** Start of RECORD LIST **

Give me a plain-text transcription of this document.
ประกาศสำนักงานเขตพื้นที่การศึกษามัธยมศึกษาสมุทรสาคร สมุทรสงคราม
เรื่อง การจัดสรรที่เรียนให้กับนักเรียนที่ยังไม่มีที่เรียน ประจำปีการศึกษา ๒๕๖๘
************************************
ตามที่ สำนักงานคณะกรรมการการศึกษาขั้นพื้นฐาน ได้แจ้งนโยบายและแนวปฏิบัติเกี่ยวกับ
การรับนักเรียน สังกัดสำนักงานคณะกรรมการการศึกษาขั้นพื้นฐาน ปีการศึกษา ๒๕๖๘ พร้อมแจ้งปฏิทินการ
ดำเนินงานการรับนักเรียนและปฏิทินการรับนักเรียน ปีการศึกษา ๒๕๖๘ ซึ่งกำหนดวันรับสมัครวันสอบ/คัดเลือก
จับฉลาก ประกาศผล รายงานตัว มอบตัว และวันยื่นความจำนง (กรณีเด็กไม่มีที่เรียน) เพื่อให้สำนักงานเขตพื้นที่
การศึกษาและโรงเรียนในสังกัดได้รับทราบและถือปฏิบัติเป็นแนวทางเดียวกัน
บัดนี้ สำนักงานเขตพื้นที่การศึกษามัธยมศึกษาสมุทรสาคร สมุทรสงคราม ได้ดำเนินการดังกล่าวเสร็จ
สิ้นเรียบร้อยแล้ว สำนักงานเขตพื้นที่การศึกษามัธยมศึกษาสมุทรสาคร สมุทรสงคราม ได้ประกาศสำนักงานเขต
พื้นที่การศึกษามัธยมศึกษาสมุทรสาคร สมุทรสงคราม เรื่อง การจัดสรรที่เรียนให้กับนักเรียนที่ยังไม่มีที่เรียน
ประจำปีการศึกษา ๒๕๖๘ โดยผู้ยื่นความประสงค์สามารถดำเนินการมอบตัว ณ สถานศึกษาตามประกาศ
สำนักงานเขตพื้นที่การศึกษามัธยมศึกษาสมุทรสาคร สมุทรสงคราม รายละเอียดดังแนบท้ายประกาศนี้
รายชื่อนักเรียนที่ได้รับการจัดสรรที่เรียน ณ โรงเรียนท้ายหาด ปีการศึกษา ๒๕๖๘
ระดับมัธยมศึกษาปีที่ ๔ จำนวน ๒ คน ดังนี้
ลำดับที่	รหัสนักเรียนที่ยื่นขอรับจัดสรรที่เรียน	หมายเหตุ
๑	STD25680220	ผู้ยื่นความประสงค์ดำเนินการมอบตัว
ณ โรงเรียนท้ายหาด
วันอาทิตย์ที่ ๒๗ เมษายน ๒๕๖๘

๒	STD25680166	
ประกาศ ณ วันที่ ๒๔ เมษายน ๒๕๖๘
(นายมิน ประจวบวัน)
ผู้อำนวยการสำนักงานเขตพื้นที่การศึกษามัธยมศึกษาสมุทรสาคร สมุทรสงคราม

** End of RECORD LIST **

◆ **PROBLEM TO SOLVE**:
Copy every line exactly. Leave nothing out.

◆ **RESPONSE BELOW**:
Give me a plain-text transcription of this document.
ประกาศสำนักงานเขตพื้นที่การศึกษามัธยมศึกษาสมุทรสาคร สมุทรสงคราม
เรื่อง การจัดสรรที่เรียนให้กับนักเรียนที่ยังไม่มีที่เรียน ประจำปีการศึกษา ๒๕๖๘
************************************
ตามที่ สำนักงานคณะกรรมการการศึกษาขั้นพื้นฐาน ได้แจ้งนโยบายและแนวปฏิบัติเกี่ยวกับ
การรับนักเรียน สังกัดสำนักงานคณะกรรมการการศึกษาขั้นพื้นฐาน ปีการศึกษา ๒๕๖๘ พร้อมแจ้งปฏิทินการ
ดำเนินงานการรับนักเรียนและปฏิทินการรับนักเรียน ปีการศึกษา ๒๕๖๘ ซึ่งกำหนดวันรับสมัครวันสอบ/คัดเลือก
จับฉลาก ประกาศผล รายงานตัว มอบตัว และวันยื่นความจำนง (กรณีเด็กไม่มีที่เรียน) เพื่อให้สำนักงานเขตพื้นที่
การศึกษาและโรงเรียนในสังกัดได้รับทราบและถือปฏิบัติเป็นแนวทางเดียวกัน
บัดนี้ สำนักงานเขตพื้นที่การศึกษามัธยมศึกษาสมุทรสาคร สมุทรสงคราม ได้ดำเนินการดังกล่าวเสร็จ
สิ้นเรียบร้อยแล้ว สำนักงานเขตพื้นที่การศึกษามัธยมศึกษาสมุทรสาคร สมุทรสงคราม ได้ประกาศสำนักงานเขต
พื้นที่การศึกษามัธยมศึกษาสมุทรสาคร สมุทรสงคราม เรื่อง การจัดสรรที่เรียนให้กับนักเรียนที่ยังไม่มีที่เรียน
ประจำปีการศึกษา ๒๕๖๘ โดยผู้ยื่นความประสงค์สามารถดำเนินการมอบตัว ณ สถานศึกษาตามประกาศ
สำนักงานเขตพื้นที่การศึกษามัธยมศึกษาสมุทรสาคร สมุทรสงคราม รายละเอียดดังแนบท้ายประกาศนี้
รายชื่อนักเรียนที่ได้รับการจัดสรรที่เรียน ณ โรงเรียนท้ายหาด ปีการศึกษา ๒๕๖๘
ระดับมัธยมศึกษาปีที่ ๔ จำนวน ๒ คน ดังนี้
ลำดับที่	รหัสนักเรียนที่ยื่นขอรับจัดสรรที่เรียน	หมายเหตุ
๑	STD25680220	ผู้ยื่นความประสงค์ดำเนินการมอบตัว
ณ โรงเรียนท้ายหาด
วันอาทิตย์ที่ ๒๗ เมษายน ๒๕๖๘

๒	STD25680166	
ประกาศ ณ วันที่ ๒๔ เมษายน ๒๕๖๘
(นายมิน ประจวบวัน)
ผู้อำนวยการสำนักงานเขตพื้นที่การศึกษามัธยมศึกษาสมุทรสาคร สมุทรสงคราม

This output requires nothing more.